**Supplied records:**

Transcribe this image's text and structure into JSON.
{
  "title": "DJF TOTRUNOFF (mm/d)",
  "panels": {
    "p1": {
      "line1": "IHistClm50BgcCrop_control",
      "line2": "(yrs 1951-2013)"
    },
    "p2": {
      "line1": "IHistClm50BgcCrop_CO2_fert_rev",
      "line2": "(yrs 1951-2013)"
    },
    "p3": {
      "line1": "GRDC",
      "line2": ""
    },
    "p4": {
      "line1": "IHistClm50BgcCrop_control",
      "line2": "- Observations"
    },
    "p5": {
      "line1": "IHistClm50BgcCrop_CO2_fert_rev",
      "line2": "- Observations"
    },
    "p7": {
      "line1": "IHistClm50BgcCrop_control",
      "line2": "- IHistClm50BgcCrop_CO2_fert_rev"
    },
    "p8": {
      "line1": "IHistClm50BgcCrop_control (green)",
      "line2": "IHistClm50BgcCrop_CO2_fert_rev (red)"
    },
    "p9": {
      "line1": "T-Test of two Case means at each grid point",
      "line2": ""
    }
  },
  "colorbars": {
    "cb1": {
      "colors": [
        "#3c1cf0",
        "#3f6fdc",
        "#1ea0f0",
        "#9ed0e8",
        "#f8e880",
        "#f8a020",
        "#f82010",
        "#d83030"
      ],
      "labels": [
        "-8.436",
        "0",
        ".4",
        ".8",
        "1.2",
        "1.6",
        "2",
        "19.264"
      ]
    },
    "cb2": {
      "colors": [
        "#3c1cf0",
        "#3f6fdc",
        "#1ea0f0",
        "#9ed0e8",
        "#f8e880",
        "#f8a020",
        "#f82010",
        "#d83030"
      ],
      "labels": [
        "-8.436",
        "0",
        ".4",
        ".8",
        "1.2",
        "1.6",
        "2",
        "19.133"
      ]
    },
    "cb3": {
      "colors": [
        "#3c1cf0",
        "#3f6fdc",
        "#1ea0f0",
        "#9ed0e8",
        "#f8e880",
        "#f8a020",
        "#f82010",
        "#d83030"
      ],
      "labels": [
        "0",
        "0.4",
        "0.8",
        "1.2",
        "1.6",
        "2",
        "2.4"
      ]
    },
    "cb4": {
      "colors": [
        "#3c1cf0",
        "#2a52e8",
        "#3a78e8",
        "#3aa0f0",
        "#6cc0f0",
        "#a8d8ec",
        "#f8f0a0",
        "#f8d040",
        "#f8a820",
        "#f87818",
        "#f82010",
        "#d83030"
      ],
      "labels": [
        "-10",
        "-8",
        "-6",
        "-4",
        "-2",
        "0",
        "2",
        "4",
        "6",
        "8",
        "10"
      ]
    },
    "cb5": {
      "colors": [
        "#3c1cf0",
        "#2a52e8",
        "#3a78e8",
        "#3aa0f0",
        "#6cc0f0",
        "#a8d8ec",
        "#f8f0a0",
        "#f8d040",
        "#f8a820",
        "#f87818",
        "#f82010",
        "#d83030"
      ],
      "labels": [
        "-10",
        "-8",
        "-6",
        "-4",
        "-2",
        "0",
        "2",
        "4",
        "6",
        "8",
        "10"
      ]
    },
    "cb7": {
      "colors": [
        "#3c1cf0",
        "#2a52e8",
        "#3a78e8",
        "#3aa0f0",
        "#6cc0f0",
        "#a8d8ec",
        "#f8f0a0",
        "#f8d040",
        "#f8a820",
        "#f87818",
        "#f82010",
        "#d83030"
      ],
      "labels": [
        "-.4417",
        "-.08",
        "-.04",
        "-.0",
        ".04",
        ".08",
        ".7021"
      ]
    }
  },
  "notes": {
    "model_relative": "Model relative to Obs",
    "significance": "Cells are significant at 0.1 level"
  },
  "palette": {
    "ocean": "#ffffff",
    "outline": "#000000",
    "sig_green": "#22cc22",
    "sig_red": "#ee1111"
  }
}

**Work to complete:** Output the records exactly, including every line.

**Correct response:**
Transcribe this image's text and structure into JSON.
{
  "title": "DJF TOTRUNOFF (mm/d)",
  "panels": {
    "p1": {
      "line1": "IHistClm50BgcCrop_control",
      "line2": "(yrs 1951-2013)"
    },
    "p2": {
      "line1": "IHistClm50BgcCrop_CO2_fert_rev",
      "line2": "(yrs 1951-2013)"
    },
    "p3": {
      "line1": "GRDC",
      "line2": ""
    },
    "p4": {
      "line1": "IHistClm50BgcCrop_control",
      "line2": "- Observations"
    },
    "p5": {
      "line1": "IHistClm50BgcCrop_CO2_fert_rev",
      "line2": "- Observations"
    },
    "p7": {
      "line1": "IHistClm50BgcCrop_control",
      "line2": "- IHistClm50BgcCrop_CO2_fert_rev"
    },
    "p8": {
      "line1": "IHistClm50BgcCrop_control (green)",
      "line2": "IHistClm50BgcCrop_CO2_fert_rev (red)"
    },
    "p9": {
      "line1": "T-Test of two Case means at each grid point",
      "line2": ""
    }
  },
  "colorbars": {
    "cb1": {
      "colors": [
        "#3c1cf0",
        "#3f6fdc",
        "#1ea0f0",
        "#9ed0e8",
        "#f8e880",
        "#f8a020",
        "#f82010",
        "#d83030"
      ],
      "labels": [
        "-8.436",
        "0",
        ".4",
        ".8",
        "1.2",
        "1.6",
        "2",
        "19.264"
      ]
    },
    "cb2": {
      "colors": [
        "#3c1cf0",
        "#3f6fdc",
        "#1ea0f0",
        "#9ed0e8",
        "#f8e880",
        "#f8a020",
        "#f82010",
        "#d83030"
      ],
      "labels": [
        "-8.436",
        "0",
        ".4",
        ".8",
        "1.2",
        "1.6",
        "2",
        "19.133"
      ]
    },
    "cb3": {
      "colors": [
        "#3c1cf0",
        "#3f6fdc",
        "#1ea0f0",
        "#9ed0e8",
        "#f8e880",
        "#f8a020",
        "#f82010",
        "#d83030"
      ],
      "labels": [
        "0",
        "0.4",
        "0.8",
        "1.2",
        "1.6",
        "2",
        "2.4"
      ]
    },
    "cb4": {
      "colors": [
        "#3c1cf0",
        "#2a52e8",
        "#3a78e8",
        "#3aa0f0",
        "#6cc0f0",
        "#a8d8ec",
        "#f8f0a0",
        "#f8d040",
        "#f8a820",
        "#f87818",
        "#f82010",
        "#d83030"
      ],
      "labels": [
        "-10",
        "-8",
        "-6",
        "-4",
        "-2",
        "0",
        "2",
        "4",
        "6",
        "8",
        "10"
      ]
    },
    "cb5": {
      "colors": [
        "#3c1cf0",
        "#2a52e8",
        "#3a78e8",
        "#3aa0f0",
        "#6cc0f0",
        "#a8d8ec",
        "#f8f0a0",
        "#f8d040",
        "#f8a820",
        "#f87818",
        "#f82010",
        "#d83030"
      ],
      "labels": [
        "-10",
        "-8",
        "-6",
        "-4",
        "-2",
        "0",
        "2",
        "4",
        "6",
        "8",
        "10"
      ]
    },
    "cb7": {
      "colors": [
        "#3c1cf0",
        "#2a52e8",
        "#3a78e8",
        "#3aa0f0",
        "#6cc0f0",
        "#a8d8ec",
        "#f8f0a0",
        "#f8d040",
        "#f8a820",
        "#f87818",
        "#f82010",
        "#d83030"
      ],
      "labels": [
        "-.4417",
        "-.08",
        "-.04",
        "-.0",
        ".04",
        ".08",
        ".7021"
      ]
    }
  },
  "notes": {
    "model_relative": "Model relative to Obs",
    "significance": "Cells are significant at 0.1 level"
  },
  "palette": {
    "ocean": "#ffffff",
    "outline": "#000000",
    "sig_green": "#22cc22",
    "sig_red": "#ee1111"
  }
}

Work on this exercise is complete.